- Required work
Express each line of the listing below as a string in a single JSON list, one string per line, with blank lines omitted.

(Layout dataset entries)
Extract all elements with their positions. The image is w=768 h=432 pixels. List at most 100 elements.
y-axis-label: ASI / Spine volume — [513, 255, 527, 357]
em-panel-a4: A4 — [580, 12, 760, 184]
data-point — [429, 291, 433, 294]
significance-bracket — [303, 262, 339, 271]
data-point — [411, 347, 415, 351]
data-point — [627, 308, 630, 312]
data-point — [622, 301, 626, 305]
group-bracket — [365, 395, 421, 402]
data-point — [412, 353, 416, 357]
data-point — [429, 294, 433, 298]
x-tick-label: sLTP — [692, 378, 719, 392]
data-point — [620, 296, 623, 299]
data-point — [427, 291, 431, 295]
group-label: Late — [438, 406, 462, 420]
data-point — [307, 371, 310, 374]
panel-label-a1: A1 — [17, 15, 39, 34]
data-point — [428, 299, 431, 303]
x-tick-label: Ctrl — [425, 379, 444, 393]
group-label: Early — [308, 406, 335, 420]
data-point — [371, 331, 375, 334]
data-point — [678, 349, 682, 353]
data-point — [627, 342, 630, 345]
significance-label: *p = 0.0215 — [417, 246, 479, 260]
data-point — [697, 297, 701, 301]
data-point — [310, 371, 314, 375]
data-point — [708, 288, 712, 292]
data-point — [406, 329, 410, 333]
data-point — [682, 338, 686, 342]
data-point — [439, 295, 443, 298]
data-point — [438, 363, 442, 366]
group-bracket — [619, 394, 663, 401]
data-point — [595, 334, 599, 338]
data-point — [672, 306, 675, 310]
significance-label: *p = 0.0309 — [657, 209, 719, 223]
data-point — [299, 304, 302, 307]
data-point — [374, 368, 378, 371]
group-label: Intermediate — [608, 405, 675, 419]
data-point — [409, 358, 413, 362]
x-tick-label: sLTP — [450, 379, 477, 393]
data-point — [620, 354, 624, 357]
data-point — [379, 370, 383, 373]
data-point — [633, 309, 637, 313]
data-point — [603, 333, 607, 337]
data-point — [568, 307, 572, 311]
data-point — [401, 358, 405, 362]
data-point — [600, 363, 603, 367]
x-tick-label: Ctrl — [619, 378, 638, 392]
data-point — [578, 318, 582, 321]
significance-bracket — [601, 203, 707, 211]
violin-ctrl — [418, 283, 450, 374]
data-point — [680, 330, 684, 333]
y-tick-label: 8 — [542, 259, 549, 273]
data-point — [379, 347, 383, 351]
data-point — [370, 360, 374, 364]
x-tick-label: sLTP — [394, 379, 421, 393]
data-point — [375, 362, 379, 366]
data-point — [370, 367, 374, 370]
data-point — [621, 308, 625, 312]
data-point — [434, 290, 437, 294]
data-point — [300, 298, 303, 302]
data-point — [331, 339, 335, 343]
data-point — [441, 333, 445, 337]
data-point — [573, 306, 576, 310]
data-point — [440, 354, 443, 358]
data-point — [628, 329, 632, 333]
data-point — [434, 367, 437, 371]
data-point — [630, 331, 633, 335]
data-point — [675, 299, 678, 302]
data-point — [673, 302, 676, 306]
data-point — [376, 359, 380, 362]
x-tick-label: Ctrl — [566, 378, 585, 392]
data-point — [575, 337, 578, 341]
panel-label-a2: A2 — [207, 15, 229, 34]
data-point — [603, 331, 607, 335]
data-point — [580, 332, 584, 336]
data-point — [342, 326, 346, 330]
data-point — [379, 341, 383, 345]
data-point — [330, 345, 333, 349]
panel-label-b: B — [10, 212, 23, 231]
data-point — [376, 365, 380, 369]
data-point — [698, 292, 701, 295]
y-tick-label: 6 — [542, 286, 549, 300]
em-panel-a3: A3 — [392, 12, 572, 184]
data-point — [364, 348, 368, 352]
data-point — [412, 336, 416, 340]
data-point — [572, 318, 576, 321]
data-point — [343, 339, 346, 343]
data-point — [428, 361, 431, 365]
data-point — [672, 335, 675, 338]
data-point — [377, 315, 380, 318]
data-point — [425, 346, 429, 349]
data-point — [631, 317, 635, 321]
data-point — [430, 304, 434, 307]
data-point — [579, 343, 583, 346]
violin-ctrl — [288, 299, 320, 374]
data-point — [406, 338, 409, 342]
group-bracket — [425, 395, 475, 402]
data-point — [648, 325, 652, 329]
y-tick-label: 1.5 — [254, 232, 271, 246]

- Task result
[
  "Extract all elements with their positions. The image is w=768 h=432 pixels. List at most 100 elements.",
  "y-axis-label: ASI / Spine volume — [513, 255, 527, 357]",
  "em-panel-a4: A4 — [580, 12, 760, 184]",
  "data-point — [429, 291, 433, 294]",
  "significance-bracket — [303, 262, 339, 271]",
  "data-point — [411, 347, 415, 351]",
  "data-point — [627, 308, 630, 312]",
  "data-point — [622, 301, 626, 305]",
  "group-bracket — [365, 395, 421, 402]",
  "data-point — [412, 353, 416, 357]",
  "data-point — [429, 294, 433, 298]",
  "x-tick-label: sLTP — [692, 378, 719, 392]",
  "data-point — [620, 296, 623, 299]",
  "data-point — [427, 291, 431, 295]",
  "group-label: Late — [438, 406, 462, 420]",
  "data-point — [307, 371, 310, 374]",
  "panel-label-a1: A1 — [17, 15, 39, 34]",
  "data-point — [428, 299, 431, 303]",
  "x-tick-label: Ctrl — [425, 379, 444, 393]",
  "group-label: Early — [308, 406, 335, 420]",
  "data-point — [371, 331, 375, 334]",
  "data-point — [678, 349, 682, 353]",
  "data-point — [627, 342, 630, 345]",
  "significance-label: *p = 0.0215 — [417, 246, 479, 260]",
  "data-point — [697, 297, 701, 301]",
  "data-point — [310, 371, 314, 375]",
  "data-point — [708, 288, 712, 292]",
  "data-point — [406, 329, 410, 333]",
  "data-point — [682, 338, 686, 342]",
  "data-point — [439, 295, 443, 298]",
  "data-point — [438, 363, 442, 366]",
  "group-bracket — [619, 394, 663, 401]",
  "data-point — [595, 334, 599, 338]",
  "data-point — [672, 306, 675, 310]",
  "significance-label: *p = 0.0309 — [657, 209, 719, 223]",
  "data-point — [299, 304, 302, 307]",
  "data-point — [374, 368, 378, 371]",
  "group-label: Intermediate — [608, 405, 675, 419]",
  "data-point — [409, 358, 413, 362]",
  "x-tick-label: sLTP — [450, 379, 477, 393]",
  "data-point — [620, 354, 624, 357]",
  "data-point — [379, 370, 383, 373]",
  "data-point — [633, 309, 637, 313]",
  "data-point — [603, 333, 607, 337]",
  "data-point — [568, 307, 572, 311]",
  "data-point — [401, 358, 405, 362]",
  "data-point — [600, 363, 603, 367]",
  "x-tick-label: Ctrl — [619, 378, 638, 392]",
  "data-point — [578, 318, 582, 321]",
  "significance-bracket — [601, 203, 707, 211]",
  "violin-ctrl — [418, 283, 450, 374]",
  "data-point — [680, 330, 684, 333]",
  "y-tick-label: 8 — [542, 259, 549, 273]",
  "data-point — [379, 347, 383, 351]",
  "data-point — [370, 360, 374, 364]",
  "x-tick-label: sLTP — [394, 379, 421, 393]",
  "data-point — [375, 362, 379, 366]",
  "data-point — [370, 367, 374, 370]",
  "data-point — [621, 308, 625, 312]",
  "data-point — [434, 290, 437, 294]",
  "data-point — [300, 298, 303, 302]",
  "data-point — [331, 339, 335, 343]",
  "data-point — [441, 333, 445, 337]",
  "data-point — [573, 306, 576, 310]",
  "data-point — [440, 354, 443, 358]",
  "data-point — [628, 329, 632, 333]",
  "data-point — [434, 367, 437, 371]",
  "data-point — [630, 331, 633, 335]",
  "data-point — [675, 299, 678, 302]",
  "data-point — [673, 302, 676, 306]",
  "data-point — [376, 359, 380, 362]",
  "x-tick-label: Ctrl — [566, 378, 585, 392]",
  "data-point — [575, 337, 578, 341]",
  "panel-label-a2: A2 — [207, 15, 229, 34]",
  "data-point — [603, 331, 607, 335]",
  "data-point — [580, 332, 584, 336]",
  "data-point — [342, 326, 346, 330]",
  "data-point — [379, 341, 383, 345]",
  "data-point — [330, 345, 333, 349]",
  "panel-label-b: B — [10, 212, 23, 231]",
  "data-point — [376, 365, 380, 369]",
  "data-point — [698, 292, 701, 295]",
  "y-tick-label: 6 — [542, 286, 549, 300]",
  "em-panel-a3: A3 — [392, 12, 572, 184]",
  "data-point — [364, 348, 368, 352]",
  "data-point — [412, 336, 416, 340]",
  "data-point — [572, 318, 576, 321]",
  "data-point — [343, 339, 346, 343]",
  "data-point — [428, 361, 431, 365]",
  "data-point — [672, 335, 675, 338]",
  "data-point — [377, 315, 380, 318]",
  "data-point — [425, 346, 429, 349]",
  "data-point — [631, 317, 635, 321]",
  "data-point — [430, 304, 434, 307]",
  "data-point — [579, 343, 583, 346]",
  "violin-ctrl — [288, 299, 320, 374]",
  "data-point — [406, 338, 409, 342]",
  "group-bracket — [425, 395, 475, 402]",
  "data-point — [648, 325, 652, 329]",
  "y-tick-label: 1.5 — [254, 232, 271, 246]"
]